Requirement: Each line of the material below that holds the word "this" needs to be copied.

::: Available data

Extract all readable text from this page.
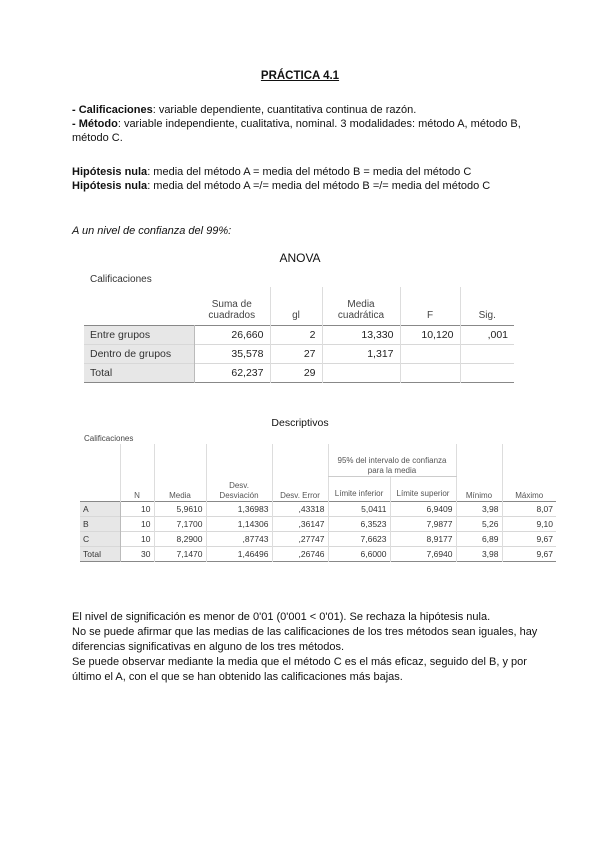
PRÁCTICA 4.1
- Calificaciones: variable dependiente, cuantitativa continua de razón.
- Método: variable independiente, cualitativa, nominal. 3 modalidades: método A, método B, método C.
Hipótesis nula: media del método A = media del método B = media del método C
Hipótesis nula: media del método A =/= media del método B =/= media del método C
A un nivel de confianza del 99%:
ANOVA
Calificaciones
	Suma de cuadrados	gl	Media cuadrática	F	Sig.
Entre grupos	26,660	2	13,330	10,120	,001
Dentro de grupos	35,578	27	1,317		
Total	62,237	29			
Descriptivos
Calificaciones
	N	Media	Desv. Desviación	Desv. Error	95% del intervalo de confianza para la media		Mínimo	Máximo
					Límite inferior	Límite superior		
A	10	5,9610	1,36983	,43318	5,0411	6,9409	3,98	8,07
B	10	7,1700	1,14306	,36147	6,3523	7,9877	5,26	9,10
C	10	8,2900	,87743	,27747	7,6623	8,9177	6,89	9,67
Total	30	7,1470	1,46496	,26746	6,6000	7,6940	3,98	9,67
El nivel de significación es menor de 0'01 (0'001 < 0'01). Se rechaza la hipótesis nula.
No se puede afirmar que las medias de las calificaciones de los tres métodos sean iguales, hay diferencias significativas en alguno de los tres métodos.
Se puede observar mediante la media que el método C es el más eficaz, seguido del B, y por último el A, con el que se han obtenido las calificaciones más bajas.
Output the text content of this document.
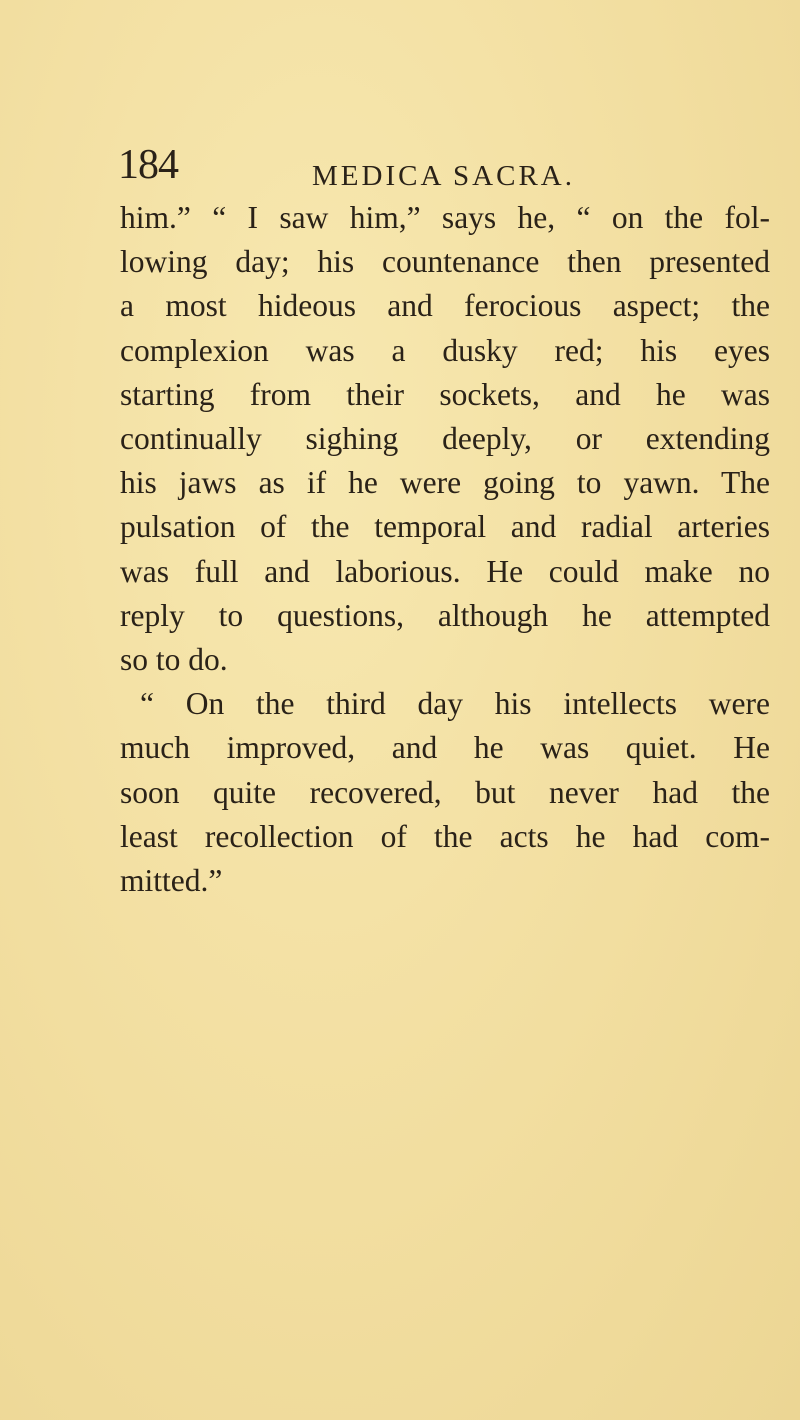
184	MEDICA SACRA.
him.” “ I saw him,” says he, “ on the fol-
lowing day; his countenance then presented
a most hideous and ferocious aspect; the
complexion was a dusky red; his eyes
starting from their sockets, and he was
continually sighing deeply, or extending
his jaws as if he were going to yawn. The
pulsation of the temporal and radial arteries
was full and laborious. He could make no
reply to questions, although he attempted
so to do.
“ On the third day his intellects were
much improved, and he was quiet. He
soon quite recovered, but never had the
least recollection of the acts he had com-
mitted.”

::::::
::: Available data

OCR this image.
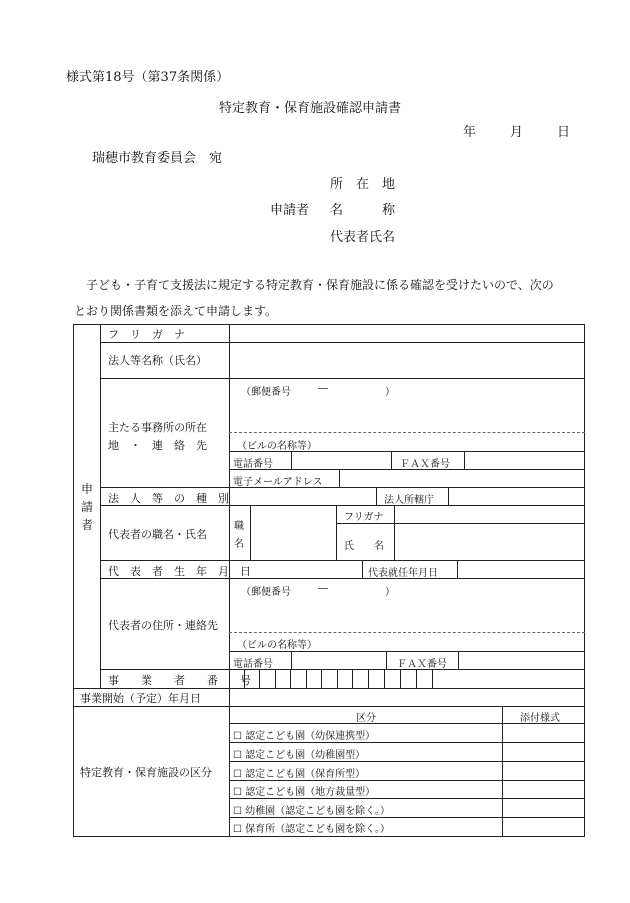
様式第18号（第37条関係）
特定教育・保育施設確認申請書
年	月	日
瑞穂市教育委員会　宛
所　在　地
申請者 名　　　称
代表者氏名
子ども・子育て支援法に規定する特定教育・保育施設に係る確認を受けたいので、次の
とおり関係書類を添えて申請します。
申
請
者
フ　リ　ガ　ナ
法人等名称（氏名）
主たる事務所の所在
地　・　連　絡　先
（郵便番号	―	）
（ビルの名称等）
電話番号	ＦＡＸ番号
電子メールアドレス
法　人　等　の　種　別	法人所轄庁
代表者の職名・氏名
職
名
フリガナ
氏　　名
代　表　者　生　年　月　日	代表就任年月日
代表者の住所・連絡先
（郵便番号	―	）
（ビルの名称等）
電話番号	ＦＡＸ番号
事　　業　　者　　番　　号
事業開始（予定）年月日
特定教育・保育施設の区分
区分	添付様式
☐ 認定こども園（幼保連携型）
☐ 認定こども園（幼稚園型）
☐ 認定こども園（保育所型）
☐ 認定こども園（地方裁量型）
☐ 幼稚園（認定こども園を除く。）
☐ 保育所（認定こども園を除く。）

::::::

Output:
Extract all readable text from this page.
Output the text content of this document.
OCR this image.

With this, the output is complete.